Figure dataset records:
-- Begin --

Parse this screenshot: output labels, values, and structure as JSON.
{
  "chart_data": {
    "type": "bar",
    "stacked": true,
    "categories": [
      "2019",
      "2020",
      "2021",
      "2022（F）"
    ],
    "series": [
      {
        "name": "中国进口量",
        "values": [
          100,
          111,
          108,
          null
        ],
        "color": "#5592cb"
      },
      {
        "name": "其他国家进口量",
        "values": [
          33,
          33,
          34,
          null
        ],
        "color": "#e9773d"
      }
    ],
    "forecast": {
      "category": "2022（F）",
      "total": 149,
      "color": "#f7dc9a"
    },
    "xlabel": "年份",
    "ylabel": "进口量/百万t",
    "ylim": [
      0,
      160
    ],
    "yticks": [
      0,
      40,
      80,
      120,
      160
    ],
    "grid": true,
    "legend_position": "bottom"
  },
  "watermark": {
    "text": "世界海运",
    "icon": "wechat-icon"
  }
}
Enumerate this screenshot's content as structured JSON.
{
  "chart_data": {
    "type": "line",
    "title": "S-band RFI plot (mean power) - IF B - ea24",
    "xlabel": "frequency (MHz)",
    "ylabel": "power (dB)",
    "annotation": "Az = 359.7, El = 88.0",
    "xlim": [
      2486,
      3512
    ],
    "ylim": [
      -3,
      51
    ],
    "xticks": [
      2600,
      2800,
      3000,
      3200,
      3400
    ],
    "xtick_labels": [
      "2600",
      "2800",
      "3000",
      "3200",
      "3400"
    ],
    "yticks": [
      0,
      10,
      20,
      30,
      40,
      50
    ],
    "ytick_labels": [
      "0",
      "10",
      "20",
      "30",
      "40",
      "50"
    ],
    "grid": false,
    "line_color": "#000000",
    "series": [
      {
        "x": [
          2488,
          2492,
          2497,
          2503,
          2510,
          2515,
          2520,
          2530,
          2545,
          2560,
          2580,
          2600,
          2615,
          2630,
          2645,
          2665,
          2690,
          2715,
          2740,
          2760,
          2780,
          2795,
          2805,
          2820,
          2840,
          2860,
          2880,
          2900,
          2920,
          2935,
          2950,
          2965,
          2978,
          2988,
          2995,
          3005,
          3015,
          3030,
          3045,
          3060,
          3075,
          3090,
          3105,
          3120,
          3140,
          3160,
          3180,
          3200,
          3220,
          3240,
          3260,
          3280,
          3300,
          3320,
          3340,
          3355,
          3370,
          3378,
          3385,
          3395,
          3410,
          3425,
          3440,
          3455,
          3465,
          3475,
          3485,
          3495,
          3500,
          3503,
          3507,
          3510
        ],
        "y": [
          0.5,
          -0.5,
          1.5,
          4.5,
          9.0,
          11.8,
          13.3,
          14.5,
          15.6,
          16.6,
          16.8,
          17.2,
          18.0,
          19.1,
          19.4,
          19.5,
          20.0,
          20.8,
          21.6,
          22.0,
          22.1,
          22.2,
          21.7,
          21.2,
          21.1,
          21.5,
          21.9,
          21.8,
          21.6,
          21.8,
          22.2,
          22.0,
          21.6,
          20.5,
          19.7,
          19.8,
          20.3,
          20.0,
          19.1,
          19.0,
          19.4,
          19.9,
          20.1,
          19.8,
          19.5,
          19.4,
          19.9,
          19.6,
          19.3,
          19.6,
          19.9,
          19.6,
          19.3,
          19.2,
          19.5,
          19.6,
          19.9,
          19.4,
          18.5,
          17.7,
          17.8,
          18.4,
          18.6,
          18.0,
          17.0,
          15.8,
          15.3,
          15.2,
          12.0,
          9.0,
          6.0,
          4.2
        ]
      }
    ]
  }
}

-- End --

Reproduce every line above without error.

Parse this screenshot: output labels, values, and structure as JSON.
{
  "chart_data": {
    "type": "bar",
    "stacked": true,
    "categories": [
      "2019",
      "2020",
      "2021",
      "2022（F）"
    ],
    "series": [
      {
        "name": "中国进口量",
        "values": [
          100,
          111,
          108,
          null
        ],
        "color": "#5592cb"
      },
      {
        "name": "其他国家进口量",
        "values": [
          33,
          33,
          34,
          null
        ],
        "color": "#e9773d"
      }
    ],
    "forecast": {
      "category": "2022（F）",
      "total": 149,
      "color": "#f7dc9a"
    },
    "xlabel": "年份",
    "ylabel": "进口量/百万t",
    "ylim": [
      0,
      160
    ],
    "yticks": [
      0,
      40,
      80,
      120,
      160
    ],
    "grid": true,
    "legend_position": "bottom"
  },
  "watermark": {
    "text": "世界海运",
    "icon": "wechat-icon"
  }
}
Enumerate this screenshot's content as structured JSON.
{
  "chart_data": {
    "type": "line",
    "title": "S-band RFI plot (mean power) - IF B - ea24",
    "xlabel": "frequency (MHz)",
    "ylabel": "power (dB)",
    "annotation": "Az = 359.7, El = 88.0",
    "xlim": [
      2486,
      3512
    ],
    "ylim": [
      -3,
      51
    ],
    "xticks": [
      2600,
      2800,
      3000,
      3200,
      3400
    ],
    "xtick_labels": [
      "2600",
      "2800",
      "3000",
      "3200",
      "3400"
    ],
    "yticks": [
      0,
      10,
      20,
      30,
      40,
      50
    ],
    "ytick_labels": [
      "0",
      "10",
      "20",
      "30",
      "40",
      "50"
    ],
    "grid": false,
    "line_color": "#000000",
    "series": [
      {
        "x": [
          2488,
          2492,
          2497,
          2503,
          2510,
          2515,
          2520,
          2530,
          2545,
          2560,
          2580,
          2600,
          2615,
          2630,
          2645,
          2665,
          2690,
          2715,
          2740,
          2760,
          2780,
          2795,
          2805,
          2820,
          2840,
          2860,
          2880,
          2900,
          2920,
          2935,
          2950,
          2965,
          2978,
          2988,
          2995,
          3005,
          3015,
          3030,
          3045,
          3060,
          3075,
          3090,
          3105,
          3120,
          3140,
          3160,
          3180,
          3200,
          3220,
          3240,
          3260,
          3280,
          3300,
          3320,
          3340,
          3355,
          3370,
          3378,
          3385,
          3395,
          3410,
          3425,
          3440,
          3455,
          3465,
          3475,
          3485,
          3495,
          3500,
          3503,
          3507,
          3510
        ],
        "y": [
          0.5,
          -0.5,
          1.5,
          4.5,
          9.0,
          11.8,
          13.3,
          14.5,
          15.6,
          16.6,
          16.8,
          17.2,
          18.0,
          19.1,
          19.4,
          19.5,
          20.0,
          20.8,
          21.6,
          22.0,
          22.1,
          22.2,
          21.7,
          21.2,
          21.1,
          21.5,
          21.9,
          21.8,
          21.6,
          21.8,
          22.2,
          22.0,
          21.6,
          20.5,
          19.7,
          19.8,
          20.3,
          20.0,
          19.1,
          19.0,
          19.4,
          19.9,
          20.1,
          19.8,
          19.5,
          19.4,
          19.9,
          19.6,
          19.3,
          19.6,
          19.9,
          19.6,
          19.3,
          19.2,
          19.5,
          19.6,
          19.9,
          19.4,
          18.5,
          17.7,
          17.8,
          18.4,
          18.6,
          18.0,
          17.0,
          15.8,
          15.3,
          15.2,
          12.0,
          9.0,
          6.0,
          4.2
        ]
      }
    ]
  }
}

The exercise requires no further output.